● Excerto do texto
━━━━━━━━━━━━━━━━

Naquele 08 de junho de 1951, quase ninguém reparou em Antonio, que deixava o prédio da Secretaria Notarial de Arouca, no edifício dos Paços Municipais. Ao seu lado estava seu filho varão mais velho, nessa época com 16 anos. Como todo bom primogênito também carregava o primeiro nome do pai. Nas mãos de Antonio – o filho -, estava um papel datilografado, com algumas assinaturas e com o polegar de seu pai aposto no verso. Nele podia-se ler:
 
Ficha de Migração
“...compareceu o Senhor Antonio de Oliveira Martins, casado, alfaiate, morador do lugar de Soutêlo, freguesia de Chave, deste concelho, pessoa cuja identidade reconheço pela abonação das testemunhas deste acto, minhas conhecidas. E por ele foi dito: Que, pelo presente instrumento, dá autorização e pleno consentimento ao seu filho Antonio Gomes Martins, solteiro, menor, de dezasseis anos de idade, sapateiro, convivente com ele outorgante no dito lugar de Soutêlo, para se auzentar do Continente da República, para a cidade do Rio de Janeiro, República dos Estados Unidos do Brasil, indo recomendado a pessoa de sua inteira confiança e que se obrigou a prestar-lhe alimentos e a promover a sua custa a sua repatriação, no caso de esta, por qualquer motivo se tornar necessária...”

Antonio – o pai – era casado com Margarida e tinham mais quatro filhos: Adélia – a mais velha de todos que havia entrado para o convento -, Abílio – que mais tarde também embarcaria para o Brasil -, Manoel e Sofia. A vida não era fácil na aldeia. Margarida criava algumas galinhas e vendia ovos para ajudar no orçamento familiar, enquanto o marido, embora alfaiate, também trabalhava na pequena quinta da família plantando e colhendo alguns legumes e verduras para sua própria subsistência. A aparência frágil de Margarida escondia um enorme coração. A tudo se calava e nada parecia abalar sua fé em Deus e sua paciência com as dificuldades da vida. Era uma mulher doce, agradável e resignada com sua sorte, que se dispunha a cuidar dos pequeninos da aldeia, quando os pais iam para o trabalho no campo. No início dos anos 80, quando o Pai Eterno a chamaria para o paraíso, uma cena iria emocionar todos daquele lugar. Aquelas pessoas que, quando crianças ela havia cuidado, rodeariam seu caixão tomadas pela dor, pela saudade e pela gratidão. O velho Antonio era um homem rude e de poucas palavras, mas reconhecidamente honesto e de boa índole. Fumava muito e também era adepto dos prazeres do vinho.

━━━━━━━━━━━━━━━━

● Conjunto de dados
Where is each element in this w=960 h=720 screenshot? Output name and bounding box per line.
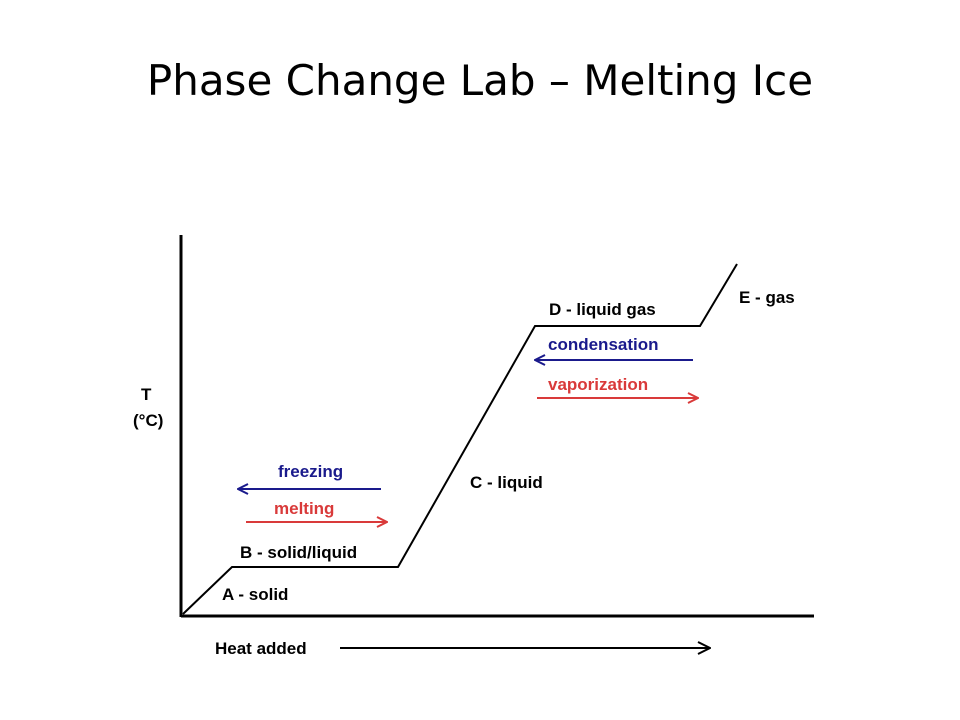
transition-label-melting: melting xyxy=(274,499,334,518)
segment-label-c: C - liquid xyxy=(470,473,543,492)
x-axis-label: Heat added xyxy=(215,639,307,658)
transition-label-vaporization: vaporization xyxy=(548,375,648,394)
segment-label-a: A - solid xyxy=(222,585,288,604)
transition-label-condensation: condensation xyxy=(548,335,659,354)
segment-label-b: B - solid/liquid xyxy=(240,543,357,562)
y-axis-label-unit: (°C) xyxy=(133,411,163,430)
transition-label-freezing: freezing xyxy=(278,462,343,481)
heating-curve-line xyxy=(182,263,738,615)
segment-label-d: D - liquid gas xyxy=(549,300,656,319)
segment-label-e: E - gas xyxy=(739,288,795,307)
y-axis-label-t: T xyxy=(141,385,152,404)
slide-title: Phase Change Lab – Melting Ice xyxy=(146,56,814,105)
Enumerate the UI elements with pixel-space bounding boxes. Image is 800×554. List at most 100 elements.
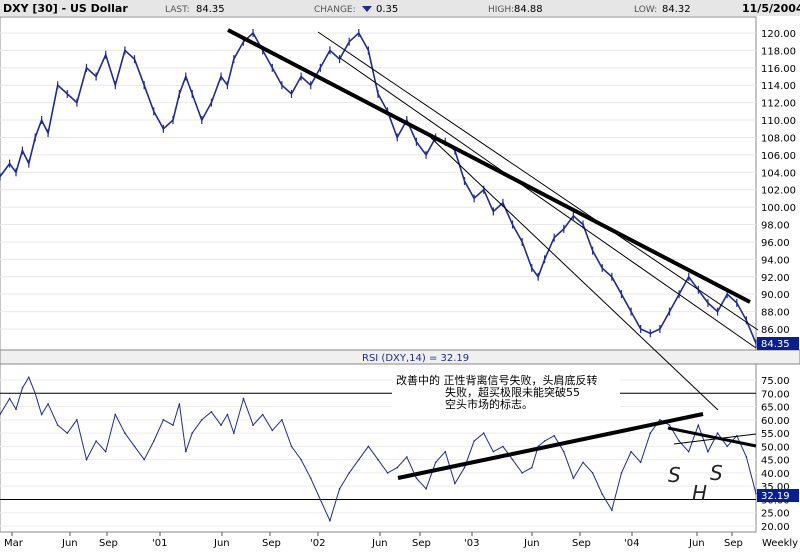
rsi-point <box>47 403 49 405</box>
rsi-point <box>56 424 59 426</box>
rsi-point <box>40 413 43 416</box>
price-tick-label: 116.00 <box>761 64 796 75</box>
rsi-tick-label: 70.00 <box>761 389 790 400</box>
price-panel-frame <box>0 16 757 352</box>
left-shoulder-label: S <box>668 463 681 487</box>
x-tick-label: '01 <box>152 538 167 549</box>
rsi-tick-label: 35.00 <box>761 482 790 493</box>
channel-upper-line <box>317 31 759 331</box>
rsi-point <box>492 450 495 453</box>
rsi-point <box>620 472 623 474</box>
annotation-background <box>392 368 620 408</box>
rsi-point <box>133 445 136 448</box>
rsi-point <box>582 461 584 464</box>
last-value: 84.35 <box>196 4 225 15</box>
rsi-point <box>162 419 165 421</box>
rsi-tick-label: 25.00 <box>761 509 790 520</box>
price-tick-label: 94.00 <box>761 255 790 266</box>
rsi-point <box>553 434 555 437</box>
rsi-point <box>191 432 194 434</box>
rsi-point <box>386 472 389 474</box>
rsi-grid <box>0 379 756 527</box>
price-trendlines <box>227 28 759 411</box>
rsi-point <box>716 432 719 434</box>
rsi-header-text: RSI (DXY,14) = 32.19 <box>362 353 469 364</box>
rsi-point <box>396 466 399 469</box>
rsi-point <box>0 413 1 416</box>
x-tick-label: Jun <box>371 538 388 549</box>
rsi-point <box>34 392 37 395</box>
x-tick-label: Jun <box>523 538 540 549</box>
rsi-point <box>639 461 642 464</box>
ticker-title: DXY [30] - US Dollar <box>3 2 128 15</box>
rsi-point <box>611 509 613 511</box>
high-value: 84.88 <box>514 4 543 15</box>
rsi-point <box>668 424 671 426</box>
rsi-point <box>726 445 728 448</box>
rsi-point <box>687 450 690 453</box>
header-date: 11/5/2004 <box>742 2 800 15</box>
price-badge-value: 84.35 <box>761 339 790 350</box>
rsi-point <box>562 450 565 453</box>
rsi-point <box>66 432 69 434</box>
rsi-point <box>184 450 187 453</box>
rsi-point <box>152 440 155 442</box>
price-tick-label: 86.00 <box>761 325 790 336</box>
rsi-point <box>678 440 680 442</box>
header-background <box>0 0 800 16</box>
rsi-point <box>521 472 523 474</box>
channel-lower-line <box>339 57 757 349</box>
change-label: CHANGE: <box>314 5 356 15</box>
price-badge-bg <box>757 337 799 350</box>
rsi-point <box>76 419 78 421</box>
low-label: LOW: <box>634 5 657 15</box>
rsi-point <box>745 456 748 458</box>
rsi-point <box>502 445 504 448</box>
rsi-tick-label: 65.00 <box>761 403 790 414</box>
price-tick-label: 104.00 <box>761 168 796 179</box>
high-label: HIGH: <box>488 5 514 15</box>
rsi-point <box>201 419 203 421</box>
rsi-point <box>329 519 331 522</box>
rsi-badge-value: 32.19 <box>761 491 790 502</box>
annotation-line-1: 改善中的 正性背离信号失败，头肩底反转 <box>396 373 598 387</box>
rsi-tick-label: 40.00 <box>761 469 790 480</box>
rsi-point <box>242 397 245 400</box>
rsi-point <box>572 477 575 480</box>
x-axis: Mar Jun Sep '01 Jun Sep '02 Jun Sep '03 Jun Sep '04 J… <box>4 532 743 549</box>
rsi-point <box>226 413 229 416</box>
rsi-point <box>300 458 302 461</box>
rsi-point <box>8 397 11 400</box>
rsi-point <box>338 488 341 490</box>
rsi-point <box>114 413 117 416</box>
price-grid <box>0 32 756 330</box>
rsi-point <box>233 432 235 434</box>
rsi-point <box>178 403 181 405</box>
x-tick-label: Jun <box>688 538 705 549</box>
right-shoulder-label: S <box>710 461 723 485</box>
price-tick-label: 112.00 <box>761 99 796 110</box>
rsi-point <box>21 387 24 389</box>
price-tick-label: 92.00 <box>761 273 790 284</box>
long-descending-line <box>427 134 719 411</box>
annotation-line-3: 空头市场的标志。 <box>445 397 533 411</box>
rsi-tick-label: 55.00 <box>761 429 790 440</box>
head-label: H <box>692 481 707 505</box>
last-label: LAST: <box>165 5 190 15</box>
rsi-tick-label: 50.00 <box>761 442 790 453</box>
x-tick-label: Sep <box>572 538 591 549</box>
rsi-point <box>649 432 652 434</box>
x-tick-label: '04 <box>624 538 639 549</box>
rsi-descending-line <box>667 426 757 448</box>
rsi-point <box>591 472 594 474</box>
x-tick-label: Jun <box>61 538 78 549</box>
major-resistance-trendline <box>227 28 751 304</box>
rsi-point <box>377 458 379 461</box>
price-tick-label: 108.00 <box>761 133 796 144</box>
rsi-tick-label: 20.00 <box>761 522 790 533</box>
price-tick-label: 100.00 <box>761 203 796 214</box>
rsi-last-badge: 32.19 <box>757 489 799 502</box>
rsi-point <box>707 450 709 453</box>
neckline <box>673 433 757 445</box>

━━━━━━━━━━━━━━━━

● Tarefas a realizar
1. Relacione todos os filhos de Antonio, o pai, que o excerto menciona pelo nome.
2. Com base no excerto, responda:
(a) Em que data Antonio deixou o prédio da Secretaria Notarial de Arouca?
(b) Que ofício do filho Antonio consta no documento de autorização?
(c) O que Margarida criava para ajudar no orçamento familiar?

● Soluções por tarefa
1. Antonio Gomes Martins, Adélia, Abílio, Manoel, Sofia

2.
(a) Em 8 de junho de 1951.
(b) Sapateiro.
(c) Galinhas, cujos ovos vendia.